Excerpted records
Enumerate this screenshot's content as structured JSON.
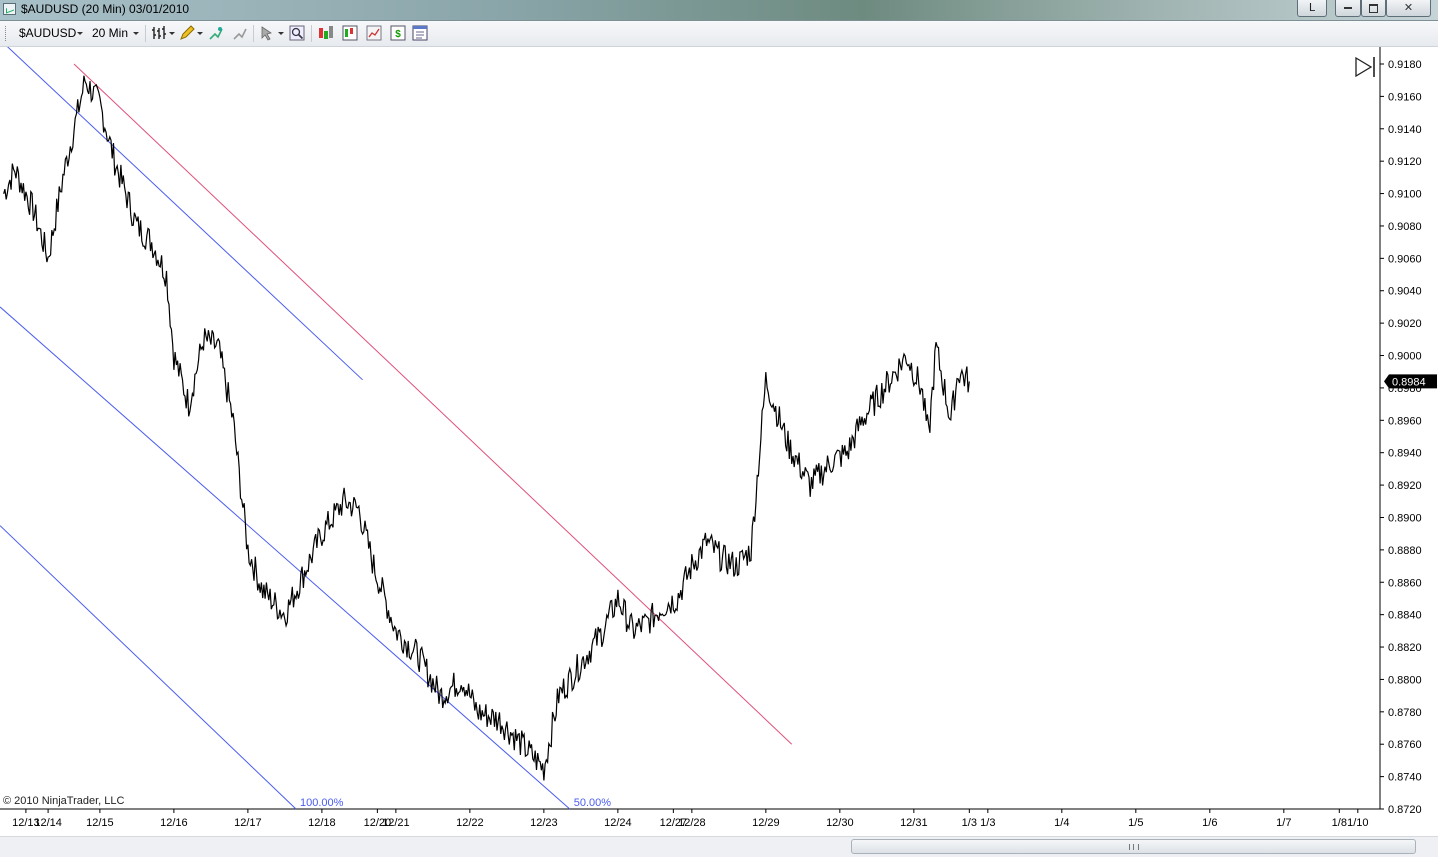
{
  "window": {
    "title": "$AUDUSD (20 Min)  03/01/2010",
    "buttons": {
      "lock": "L",
      "minimize": "minimize-icon",
      "maximize": "maximize-icon",
      "close": "close-icon"
    }
  },
  "toolbar": {
    "instrument": "$AUDUSD",
    "interval": "20 Min",
    "icons": [
      "bar-type-icon",
      "pencil-draw-icon",
      "add-indicator-icon",
      "strategy-icon",
      "pointer-icon",
      "zoom-icon",
      "data-series-icon",
      "indicators-icon",
      "strategies-icon",
      "chart-trader-icon",
      "properties-icon"
    ]
  },
  "copyright": "© 2010 NinjaTrader, LLC",
  "colors": {
    "price": "#000000",
    "channel_blue": "#4a5cf0",
    "channel_red": "#e0507a",
    "price_marker_bg": "#000000"
  },
  "chart_data": {
    "type": "line",
    "title": "",
    "xlabel": "",
    "ylabel": "",
    "ylim": [
      0.872,
      0.918
    ],
    "y_ticks": [
      "0.9180",
      "0.9160",
      "0.9140",
      "0.9120",
      "0.9100",
      "0.9080",
      "0.9060",
      "0.9040",
      "0.9020",
      "0.9000",
      "0.8980",
      "0.8960",
      "0.8940",
      "0.8920",
      "0.8900",
      "0.8880",
      "0.8860",
      "0.8840",
      "0.8820",
      "0.8800",
      "0.8780",
      "0.8760",
      "0.8740",
      "0.8720"
    ],
    "x_ticks": [
      "12/13",
      "12/14",
      "12/15",
      "12/16",
      "12/17",
      "12/18",
      "12/20",
      "12/21",
      "12/22",
      "12/23",
      "12/24",
      "12/27",
      "12/28",
      "12/29",
      "12/30",
      "12/31",
      "1/3",
      "1/3",
      "1/4",
      "1/5",
      "1/6",
      "1/7",
      "1/8",
      "1/10"
    ],
    "x_tick_pos": [
      0,
      0.3,
      1,
      2,
      3,
      4,
      4.75,
      5,
      6,
      7,
      8,
      8.75,
      9,
      10,
      11,
      12,
      12.75,
      13,
      14,
      15,
      16,
      17,
      17.75,
      18
    ],
    "x_range": [
      -0.35,
      18.3
    ],
    "current_price": "0.8984",
    "series": [
      {
        "x": [
          -0.3,
          -0.15,
          0.1,
          0.3,
          0.5,
          0.8,
          1.0,
          1.2,
          1.5,
          1.7,
          1.9,
          2.0,
          2.2,
          2.4,
          2.6,
          2.8,
          3.0,
          3.2,
          3.5,
          3.8,
          4.0,
          4.3,
          4.5,
          4.7,
          5.0,
          5.3,
          5.6,
          5.9,
          6.1,
          6.4,
          6.7,
          7.0,
          7.2,
          7.5,
          7.8,
          8.0,
          8.2,
          8.4,
          8.6,
          8.8,
          9.0,
          9.2,
          9.4,
          9.6,
          9.8,
          10.0,
          10.3,
          10.6,
          10.9,
          11.1,
          11.3,
          11.6,
          11.9,
          12.1,
          12.2,
          12.3,
          12.5,
          12.6,
          12.75
        ],
        "y": [
          0.91,
          0.9115,
          0.909,
          0.906,
          0.911,
          0.917,
          0.9155,
          0.912,
          0.908,
          0.907,
          0.905,
          0.9,
          0.897,
          0.901,
          0.9005,
          0.896,
          0.888,
          0.8855,
          0.884,
          0.887,
          0.889,
          0.891,
          0.8905,
          0.887,
          0.883,
          0.8815,
          0.879,
          0.88,
          0.878,
          0.8775,
          0.876,
          0.8745,
          0.879,
          0.881,
          0.883,
          0.885,
          0.883,
          0.8835,
          0.8845,
          0.885,
          0.887,
          0.8885,
          0.8875,
          0.887,
          0.888,
          0.8985,
          0.8945,
          0.892,
          0.8935,
          0.894,
          0.896,
          0.898,
          0.9,
          0.898,
          0.895,
          0.9005,
          0.896,
          0.899,
          0.8984
        ]
      }
    ],
    "channel_lines": [
      {
        "color": "blue",
        "x": [
          -0.35,
          4.55
        ],
        "y": [
          0.9195,
          0.8985
        ]
      },
      {
        "color": "blue",
        "x": [
          -0.35,
          7.35
        ],
        "y": [
          0.903,
          0.872
        ],
        "label": "50.00%"
      },
      {
        "color": "blue",
        "x": [
          -0.35,
          3.65
        ],
        "y": [
          0.8895,
          0.872
        ],
        "label": "100.00%"
      },
      {
        "color": "red",
        "x": [
          0.65,
          10.35
        ],
        "y": [
          0.918,
          0.876
        ]
      }
    ]
  }
}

Aim of the exercise
Except for the pictures, copy every line of the records above exactly.

Worked answer
Enumerate this screenshot's content as structured JSON.
{
  "window": {
    "title": "$AUDUSD (20 Min)  03/01/2010",
    "buttons": {
      "lock": "L",
      "minimize": "minimize-icon",
      "maximize": "maximize-icon",
      "close": "close-icon"
    }
  },
  "toolbar": {
    "instrument": "$AUDUSD",
    "interval": "20 Min",
    "icons": [
      "bar-type-icon",
      "pencil-draw-icon",
      "add-indicator-icon",
      "strategy-icon",
      "pointer-icon",
      "zoom-icon",
      "data-series-icon",
      "indicators-icon",
      "strategies-icon",
      "chart-trader-icon",
      "properties-icon"
    ]
  },
  "copyright": "© 2010 NinjaTrader, LLC",
  "colors": {
    "price": "#000000",
    "channel_blue": "#4a5cf0",
    "channel_red": "#e0507a",
    "price_marker_bg": "#000000"
  },
  "chart_data": {
    "type": "line",
    "title": "",
    "xlabel": "",
    "ylabel": "",
    "ylim": [
      0.872,
      0.918
    ],
    "y_ticks": [
      "0.9180",
      "0.9160",
      "0.9140",
      "0.9120",
      "0.9100",
      "0.9080",
      "0.9060",
      "0.9040",
      "0.9020",
      "0.9000",
      "0.8980",
      "0.8960",
      "0.8940",
      "0.8920",
      "0.8900",
      "0.8880",
      "0.8860",
      "0.8840",
      "0.8820",
      "0.8800",
      "0.8780",
      "0.8760",
      "0.8740",
      "0.8720"
    ],
    "x_ticks": [
      "12/13",
      "12/14",
      "12/15",
      "12/16",
      "12/17",
      "12/18",
      "12/20",
      "12/21",
      "12/22",
      "12/23",
      "12/24",
      "12/27",
      "12/28",
      "12/29",
      "12/30",
      "12/31",
      "1/3",
      "1/3",
      "1/4",
      "1/5",
      "1/6",
      "1/7",
      "1/8",
      "1/10"
    ],
    "x_tick_pos": [
      0,
      0.3,
      1,
      2,
      3,
      4,
      4.75,
      5,
      6,
      7,
      8,
      8.75,
      9,
      10,
      11,
      12,
      12.75,
      13,
      14,
      15,
      16,
      17,
      17.75,
      18
    ],
    "x_range": [
      -0.35,
      18.3
    ],
    "current_price": "0.8984",
    "series": [
      {
        "x": [
          -0.3,
          -0.15,
          0.1,
          0.3,
          0.5,
          0.8,
          1.0,
          1.2,
          1.5,
          1.7,
          1.9,
          2.0,
          2.2,
          2.4,
          2.6,
          2.8,
          3.0,
          3.2,
          3.5,
          3.8,
          4.0,
          4.3,
          4.5,
          4.7,
          5.0,
          5.3,
          5.6,
          5.9,
          6.1,
          6.4,
          6.7,
          7.0,
          7.2,
          7.5,
          7.8,
          8.0,
          8.2,
          8.4,
          8.6,
          8.8,
          9.0,
          9.2,
          9.4,
          9.6,
          9.8,
          10.0,
          10.3,
          10.6,
          10.9,
          11.1,
          11.3,
          11.6,
          11.9,
          12.1,
          12.2,
          12.3,
          12.5,
          12.6,
          12.75
        ],
        "y": [
          0.91,
          0.9115,
          0.909,
          0.906,
          0.911,
          0.917,
          0.9155,
          0.912,
          0.908,
          0.907,
          0.905,
          0.9,
          0.897,
          0.901,
          0.9005,
          0.896,
          0.888,
          0.8855,
          0.884,
          0.887,
          0.889,
          0.891,
          0.8905,
          0.887,
          0.883,
          0.8815,
          0.879,
          0.88,
          0.878,
          0.8775,
          0.876,
          0.8745,
          0.879,
          0.881,
          0.883,
          0.885,
          0.883,
          0.8835,
          0.8845,
          0.885,
          0.887,
          0.8885,
          0.8875,
          0.887,
          0.888,
          0.8985,
          0.8945,
          0.892,
          0.8935,
          0.894,
          0.896,
          0.898,
          0.9,
          0.898,
          0.895,
          0.9005,
          0.896,
          0.899,
          0.8984
        ]
      }
    ],
    "channel_lines": [
      {
        "color": "blue",
        "x": [
          -0.35,
          4.55
        ],
        "y": [
          0.9195,
          0.8985
        ]
      },
      {
        "color": "blue",
        "x": [
          -0.35,
          7.35
        ],
        "y": [
          0.903,
          0.872
        ],
        "label": "50.00%"
      },
      {
        "color": "blue",
        "x": [
          -0.35,
          3.65
        ],
        "y": [
          0.8895,
          0.872
        ],
        "label": "100.00%"
      },
      {
        "color": "red",
        "x": [
          0.65,
          10.35
        ],
        "y": [
          0.918,
          0.876
        ]
      }
    ]
  }
}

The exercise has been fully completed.